**SET PROBLEM**.
Exclude the pictures and retype the entries as written.

**SUPPLIED RECORDS**.
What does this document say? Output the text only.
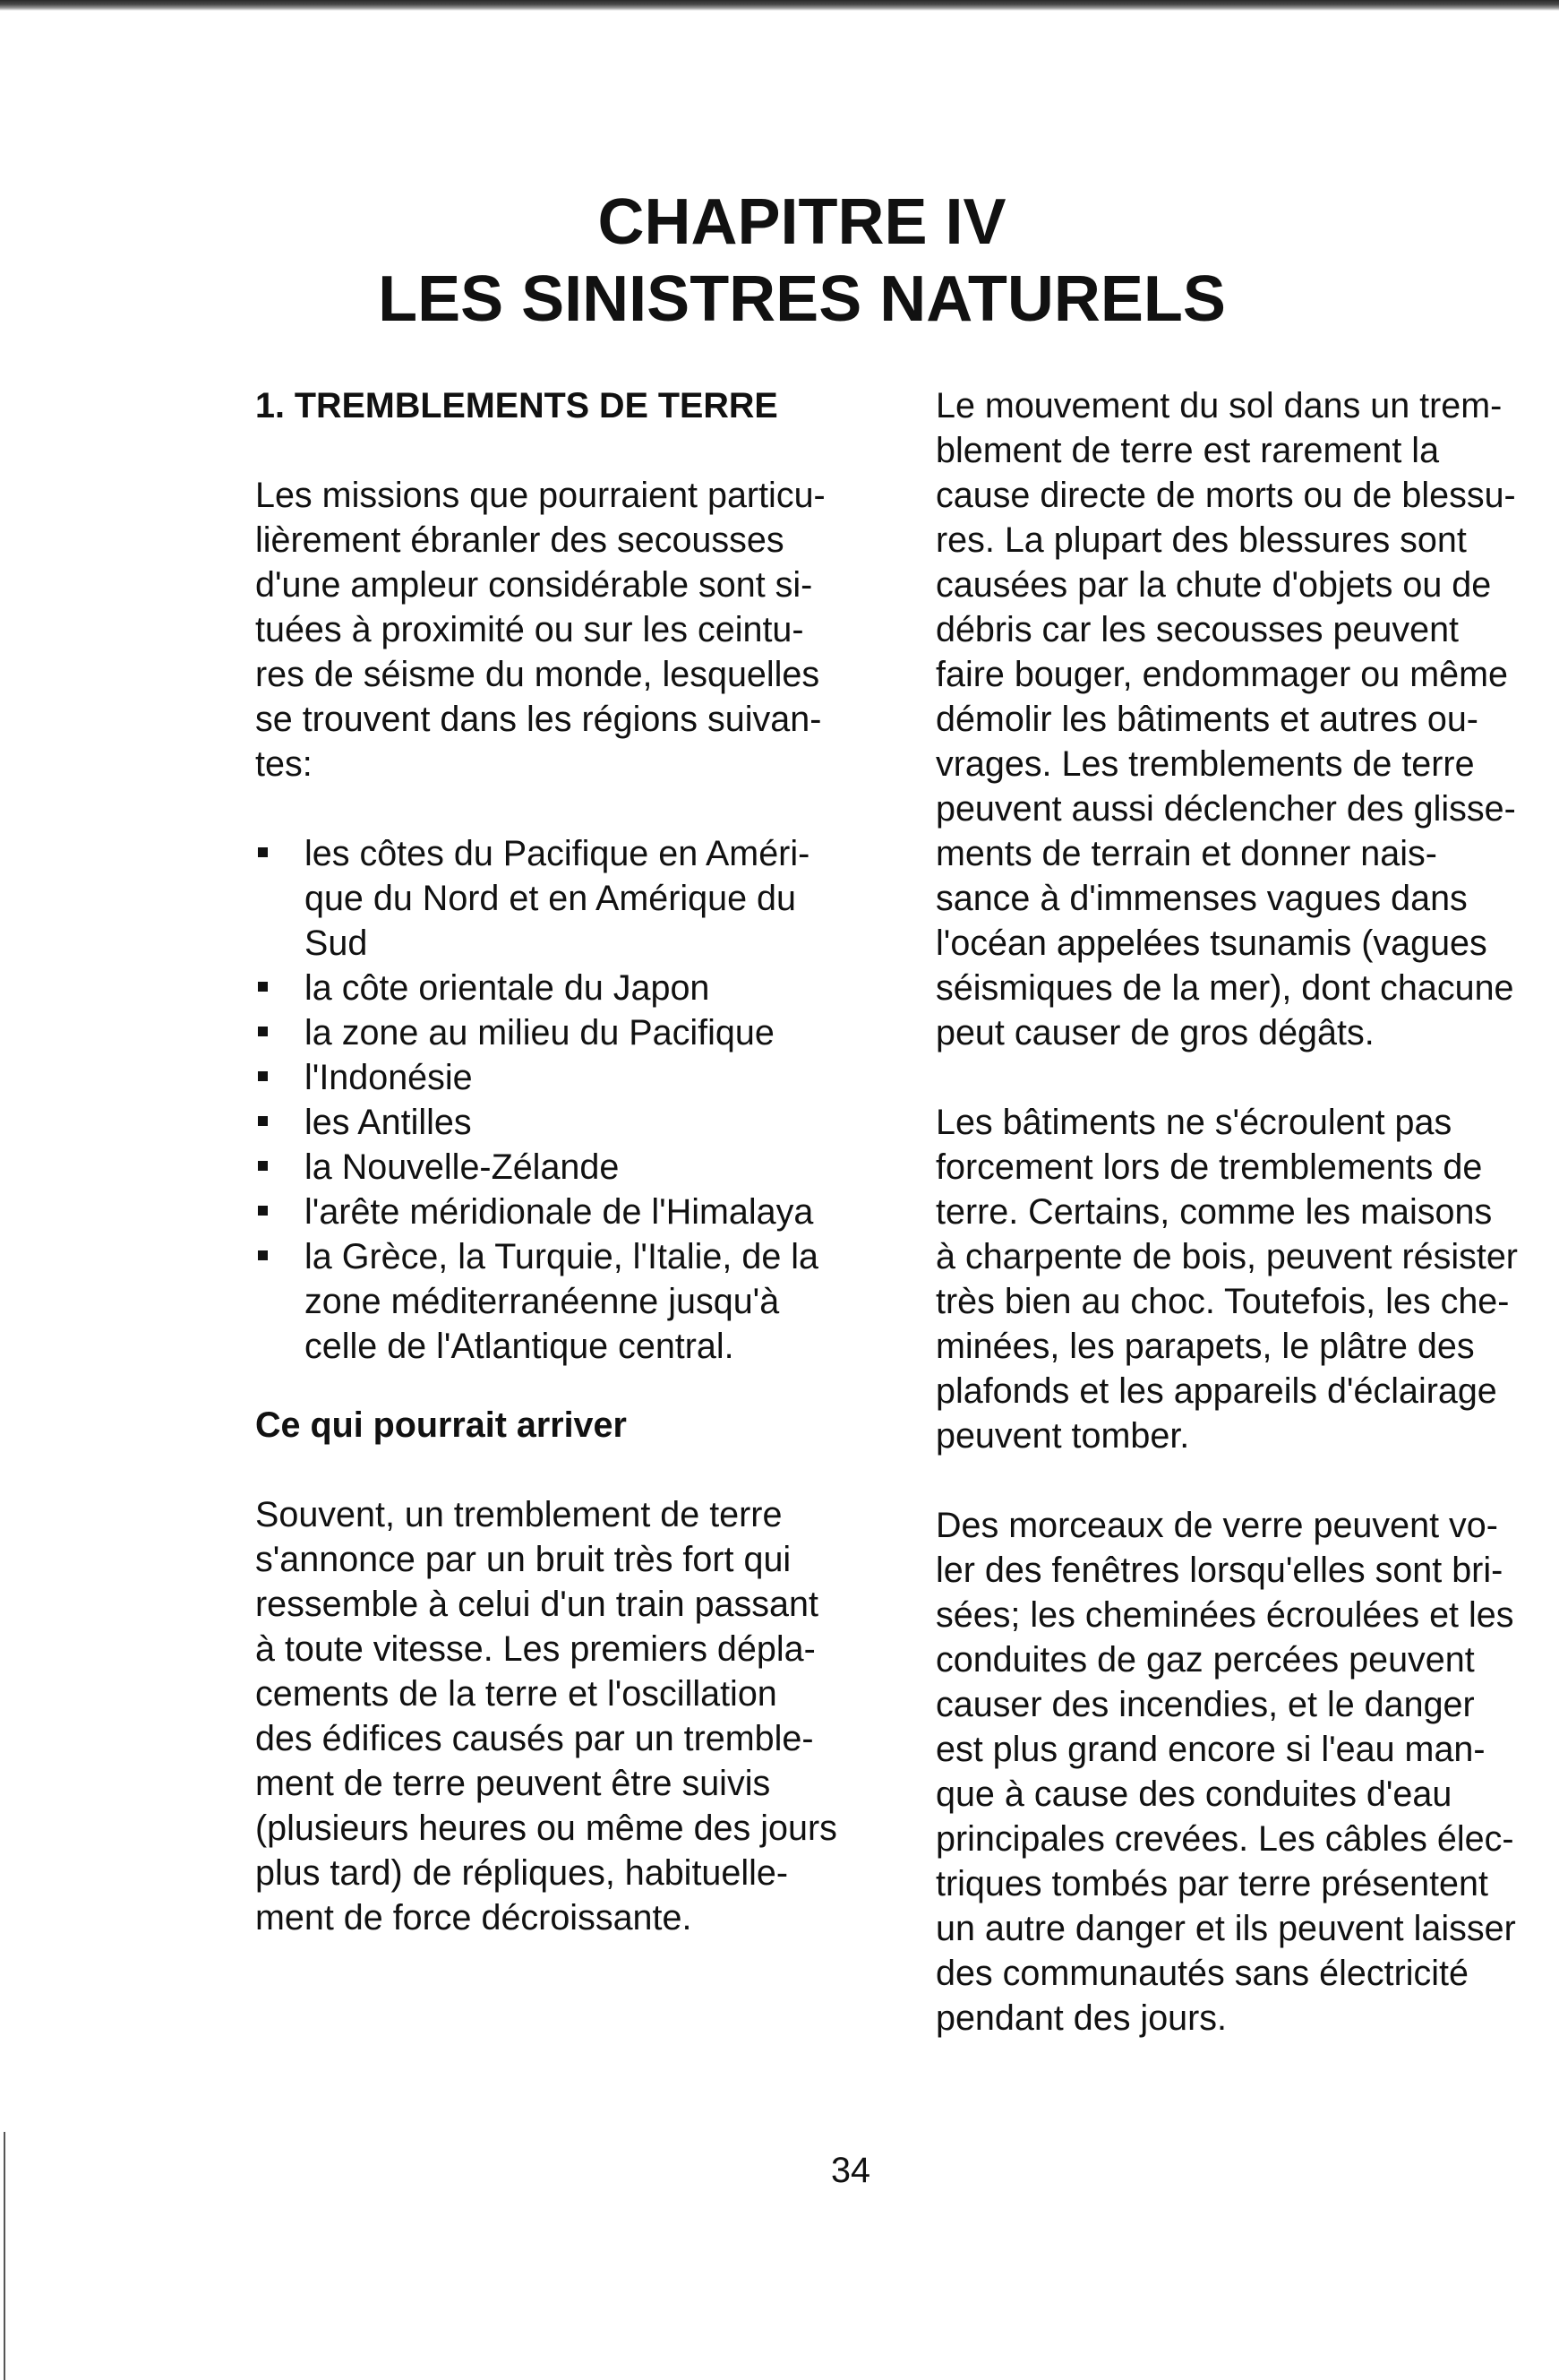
CHAPITRE IV
LES SINISTRES NATURELS
1. TREMBLEMENTS DE TERRE

Les missions que pourraient particu-
lièrement ébranler des secousses
d'une ampleur considérable sont si-
tuées à proximité ou sur les ceintu-
res de séisme du monde, lesquelles
se trouvent dans les régions suivan-
tes:

les côtes du Pacifique en Améri-
que du Nord et en Amérique du
Sud
la côte orientale du Japon
la zone au milieu du Pacifique
l'Indonésie
les Antilles
la Nouvelle-Zélande
l'arête méridionale de l'Himalaya
la Grèce, la Turquie, l'Italie, de la
zone méditerranéenne jusqu'à
celle de l'Atlantique central.
Ce qui pourrait arriver

Souvent, un tremblement de terre
s'annonce par un bruit très fort qui
ressemble à celui d'un train passant
à toute vitesse. Les premiers dépla-
cements de la terre et l'oscillation
des édifices causés par un tremble-
ment de terre peuvent être suivis
(plusieurs heures ou même des jours
plus tard) de répliques, habituelle-
ment de force décroissante.

Le mouvement du sol dans un trem-
blement de terre est rarement la
cause directe de morts ou de blessu-
res. La plupart des blessures sont
causées par la chute d'objets ou de
débris car les secousses peuvent
faire bouger, endommager ou même
démolir les bâtiments et autres ou-
vrages. Les tremblements de terre
peuvent aussi déclencher des glisse-
ments de terrain et donner nais-
sance à d'immenses vagues dans
l'océan appelées tsunamis (vagues
séismiques de la mer), dont chacune
peut causer de gros dégâts.

Les bâtiments ne s'écroulent pas
forcement lors de tremblements de
terre. Certains, comme les maisons
à charpente de bois, peuvent résister
très bien au choc. Toutefois, les che-
minées, les parapets, le plâtre des
plafonds et les appareils d'éclairage
peuvent tomber.

Des morceaux de verre peuvent vo-
ler des fenêtres lorsqu'elles sont bri-
sées; les cheminées écroulées et les
conduites de gaz percées peuvent
causer des incendies, et le danger
est plus grand encore si l'eau man-
que à cause des conduites d'eau
principales crevées. Les câbles élec-
triques tombés par terre présentent
un autre danger et ils peuvent laisser
des communautés sans électricité
pendant des jours.

34
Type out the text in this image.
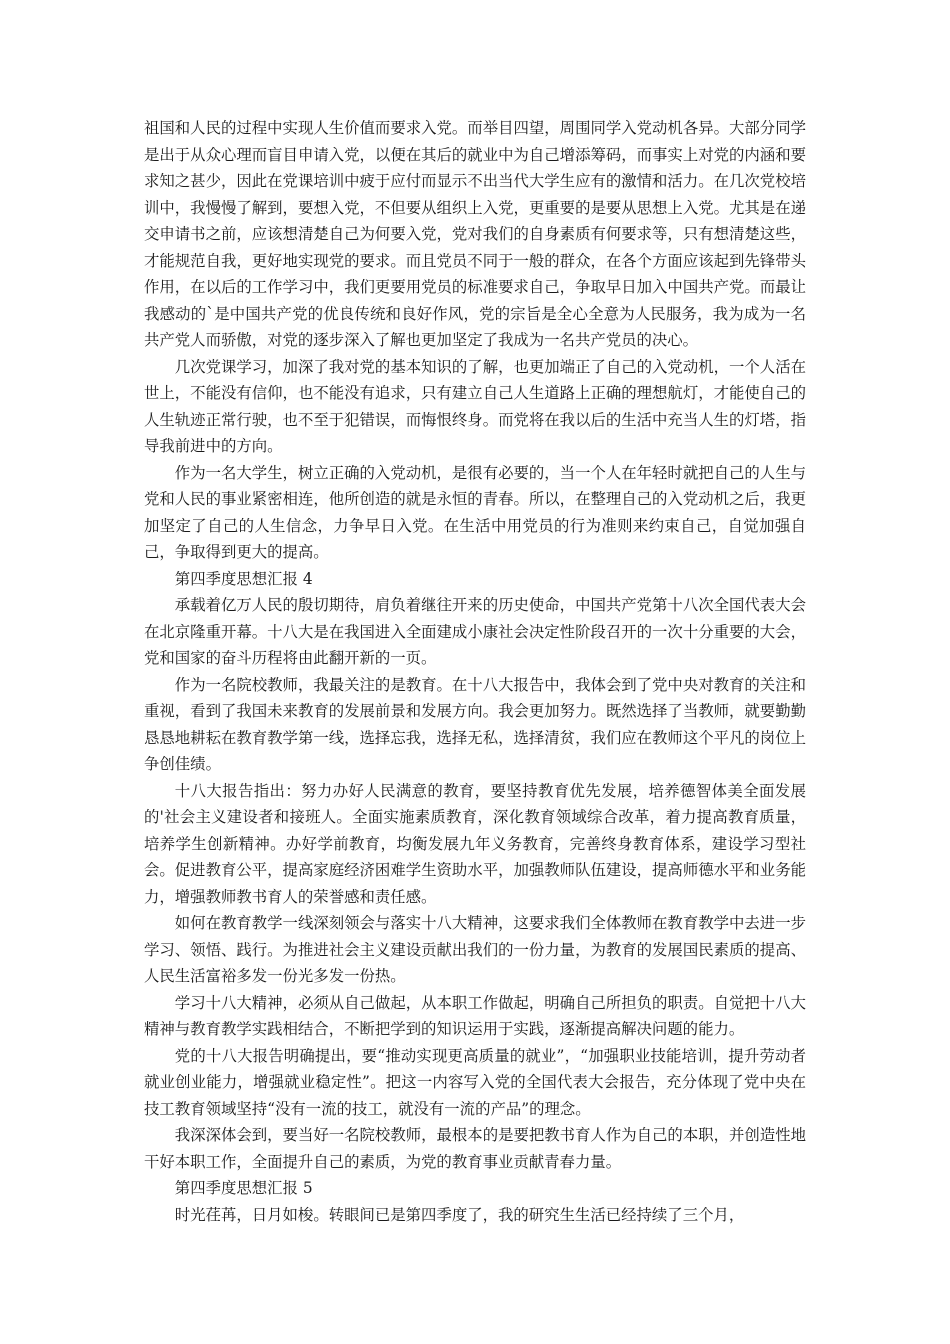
祖国和人民的过程中实现人生价值而要求入党。而举目四望，周围同学入党动机各异。大部分同学是出于从众心理而盲目申请入党，以便在其后的就业中为自己增添筹码，而事实上对党的内涵和要求知之甚少，因此在党课培训中疲于应付而显示不出当代大学生应有的激情和活力。在几次党校培训中，我慢慢了解到，要想入党，不但要从组织上入党，更重要的是要从思想上入党。尤其是在递交申请书之前，应该想清楚自己为何要入党，党对我们的自身素质有何要求等，只有想清楚这些，才能规范自我，更好地实现党的要求。而且党员不同于一般的群众，在各个方面应该起到先锋带头作用，在以后的工作学习中，我们更要用党员的标准要求自己，争取早日加入中国共产党。而最让我感动的`是中国共产党的优良传统和良好作风，党的宗旨是全心全意为人民服务，我为成为一名共产党人而骄傲，对党的逐步深入了解也更加坚定了我成为一名共产党员的决心。

几次党课学习，加深了我对党的基本知识的了解，也更加端正了自己的入党动机，一个人活在世上，不能没有信仰，也不能没有追求，只有建立自己人生道路上正确的理想航灯，才能使自己的人生轨迹正常行驶，也不至于犯错误，而悔恨终身。而党将在我以后的生活中充当人生的灯塔，指导我前进中的方向。

作为一名大学生，树立正确的入党动机，是很有必要的，当一个人在年轻时就把自己的人生与党和人民的事业紧密相连，他所创造的就是永恒的青春。所以，在整理自己的入党动机之后，我更加坚定了自己的人生信念，力争早日入党。在生活中用党员的行为准则来约束自己，自觉加强自己，争取得到更大的提高。

第四季度思想汇报 4

承载着亿万人民的殷切期待，肩负着继往开来的历史使命，中国共产党第十八次全国代表大会在北京隆重开幕。十八大是在我国进入全面建成小康社会决定性阶段召开的一次十分重要的大会，党和国家的奋斗历程将由此翻开新的一页。

作为一名院校教师，我最关注的是教育。在十八大报告中，我体会到了党中央对教育的关注和重视，看到了我国未来教育的发展前景和发展方向。我会更加努力。既然选择了当教师，就要勤勤恳恳地耕耘在教育教学第一线，选择忘我，选择无私，选择清贫，我们应在教师这个平凡的岗位上争创佳绩。

十八大报告指出：努力办好人民满意的教育，要坚持教育优先发展，培养德智体美全面发展的'社会主义建设者和接班人。全面实施素质教育，深化教育领域综合改革，着力提高教育质量，培养学生创新精神。办好学前教育，均衡发展九年义务教育，完善终身教育体系，建设学习型社会。促进教育公平，提高家庭经济困难学生资助水平，加强教师队伍建设，提高师德水平和业务能力，增强教师教书育人的荣誉感和责任感。

如何在教育教学一线深刻领会与落实十八大精神，这要求我们全体教师在教育教学中去进一步学习、领悟、践行。为推进社会主义建设贡献出我们的一份力量，为教育的发展国民素质的提高、人民生活富裕多发一份光多发一份热。

学习十八大精神，必须从自己做起，从本职工作做起，明确自己所担负的职责。自觉把十八大精神与教育教学实践相结合，不断把学到的知识运用于实践，逐渐提高解决问题的能力。

党的十八大报告明确提出，要“推动实现更高质量的就业”，“加强职业技能培训，提升劳动者就业创业能力，增强就业稳定性”。把这一内容写入党的全国代表大会报告，充分体现了党中央在技工教育领域坚持“没有一流的技工，就没有一流的产品”的理念。

我深深体会到，要当好一名院校教师，最根本的是要把教书育人作为自己的本职，并创造性地干好本职工作，全面提升自己的素质，为党的教育事业贡献青春力量。

第四季度思想汇报 5

时光荏苒，日月如梭。转眼间已是第四季度了，我的研究生生活已经持续了三个月，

**THE COMPLETED TASK**.
What does this document say? Output the text only.
CHAPITRE IV
LES SINISTRES NATURELS
1. TREMBLEMENTS DE TERRE

Les missions que pourraient particu-
lièrement ébranler des secousses
d'une ampleur considérable sont si-
tuées à proximité ou sur les ceintu-
res de séisme du monde, lesquelles
se trouvent dans les régions suivan-
tes:

les côtes du Pacifique en Améri-
que du Nord et en Amérique du
Sud
la côte orientale du Japon
la zone au milieu du Pacifique
l'Indonésie
les Antilles
la Nouvelle-Zélande
l'arête méridionale de l'Himalaya
la Grèce, la Turquie, l'Italie, de la
zone méditerranéenne jusqu'à
celle de l'Atlantique central.
Ce qui pourrait arriver

Souvent, un tremblement de terre
s'annonce par un bruit très fort qui
ressemble à celui d'un train passant
à toute vitesse. Les premiers dépla-
cements de la terre et l'oscillation
des édifices causés par un tremble-
ment de terre peuvent être suivis
(plusieurs heures ou même des jours
plus tard) de répliques, habituelle-
ment de force décroissante.

Le mouvement du sol dans un trem-
blement de terre est rarement la
cause directe de morts ou de blessu-
res. La plupart des blessures sont
causées par la chute d'objets ou de
débris car les secousses peuvent
faire bouger, endommager ou même
démolir les bâtiments et autres ou-
vrages. Les tremblements de terre
peuvent aussi déclencher des glisse-
ments de terrain et donner nais-
sance à d'immenses vagues dans
l'océan appelées tsunamis (vagues
séismiques de la mer), dont chacune
peut causer de gros dégâts.

Les bâtiments ne s'écroulent pas
forcement lors de tremblements de
terre. Certains, comme les maisons
à charpente de bois, peuvent résister
très bien au choc. Toutefois, les che-
minées, les parapets, le plâtre des
plafonds et les appareils d'éclairage
peuvent tomber.

Des morceaux de verre peuvent vo-
ler des fenêtres lorsqu'elles sont bri-
sées; les cheminées écroulées et les
conduites de gaz percées peuvent
causer des incendies, et le danger
est plus grand encore si l'eau man-
que à cause des conduites d'eau
principales crevées. Les câbles élec-
triques tombés par terre présentent
un autre danger et ils peuvent laisser
des communautés sans électricité
pendant des jours.

34
Type out the text in this image.
祖国和人民的过程中实现人生价值而要求入党。而举目四望，周围同学入党动机各异。大部分同学是出于从众心理而盲目申请入党，以便在其后的就业中为自己增添筹码，而事实上对党的内涵和要求知之甚少，因此在党课培训中疲于应付而显示不出当代大学生应有的激情和活力。在几次党校培训中，我慢慢了解到，要想入党，不但要从组织上入党，更重要的是要从思想上入党。尤其是在递交申请书之前，应该想清楚自己为何要入党，党对我们的自身素质有何要求等，只有想清楚这些，才能规范自我，更好地实现党的要求。而且党员不同于一般的群众，在各个方面应该起到先锋带头作用，在以后的工作学习中，我们更要用党员的标准要求自己，争取早日加入中国共产党。而最让我感动的`是中国共产党的优良传统和良好作风，党的宗旨是全心全意为人民服务，我为成为一名共产党人而骄傲，对党的逐步深入了解也更加坚定了我成为一名共产党员的决心。

几次党课学习，加深了我对党的基本知识的了解，也更加端正了自己的入党动机，一个人活在世上，不能没有信仰，也不能没有追求，只有建立自己人生道路上正确的理想航灯，才能使自己的人生轨迹正常行驶，也不至于犯错误，而悔恨终身。而党将在我以后的生活中充当人生的灯塔，指导我前进中的方向。

作为一名大学生，树立正确的入党动机，是很有必要的，当一个人在年轻时就把自己的人生与党和人民的事业紧密相连，他所创造的就是永恒的青春。所以，在整理自己的入党动机之后，我更加坚定了自己的人生信念，力争早日入党。在生活中用党员的行为准则来约束自己，自觉加强自己，争取得到更大的提高。

第四季度思想汇报 4

承载着亿万人民的殷切期待，肩负着继往开来的历史使命，中国共产党第十八次全国代表大会在北京隆重开幕。十八大是在我国进入全面建成小康社会决定性阶段召开的一次十分重要的大会，党和国家的奋斗历程将由此翻开新的一页。

作为一名院校教师，我最关注的是教育。在十八大报告中，我体会到了党中央对教育的关注和重视，看到了我国未来教育的发展前景和发展方向。我会更加努力。既然选择了当教师，就要勤勤恳恳地耕耘在教育教学第一线，选择忘我，选择无私，选择清贫，我们应在教师这个平凡的岗位上争创佳绩。

十八大报告指出：努力办好人民满意的教育，要坚持教育优先发展，培养德智体美全面发展的'社会主义建设者和接班人。全面实施素质教育，深化教育领域综合改革，着力提高教育质量，培养学生创新精神。办好学前教育，均衡发展九年义务教育，完善终身教育体系，建设学习型社会。促进教育公平，提高家庭经济困难学生资助水平，加强教师队伍建设，提高师德水平和业务能力，增强教师教书育人的荣誉感和责任感。

如何在教育教学一线深刻领会与落实十八大精神，这要求我们全体教师在教育教学中去进一步学习、领悟、践行。为推进社会主义建设贡献出我们的一份力量，为教育的发展国民素质的提高、人民生活富裕多发一份光多发一份热。

学习十八大精神，必须从自己做起，从本职工作做起，明确自己所担负的职责。自觉把十八大精神与教育教学实践相结合，不断把学到的知识运用于实践，逐渐提高解决问题的能力。

党的十八大报告明确提出，要“推动实现更高质量的就业”，“加强职业技能培训，提升劳动者就业创业能力，增强就业稳定性”。把这一内容写入党的全国代表大会报告，充分体现了党中央在技工教育领域坚持“没有一流的技工，就没有一流的产品”的理念。

我深深体会到，要当好一名院校教师，最根本的是要把教书育人作为自己的本职，并创造性地干好本职工作，全面提升自己的素质，为党的教育事业贡献青春力量。

第四季度思想汇报 5

时光荏苒，日月如梭。转眼间已是第四季度了，我的研究生生活已经持续了三个月，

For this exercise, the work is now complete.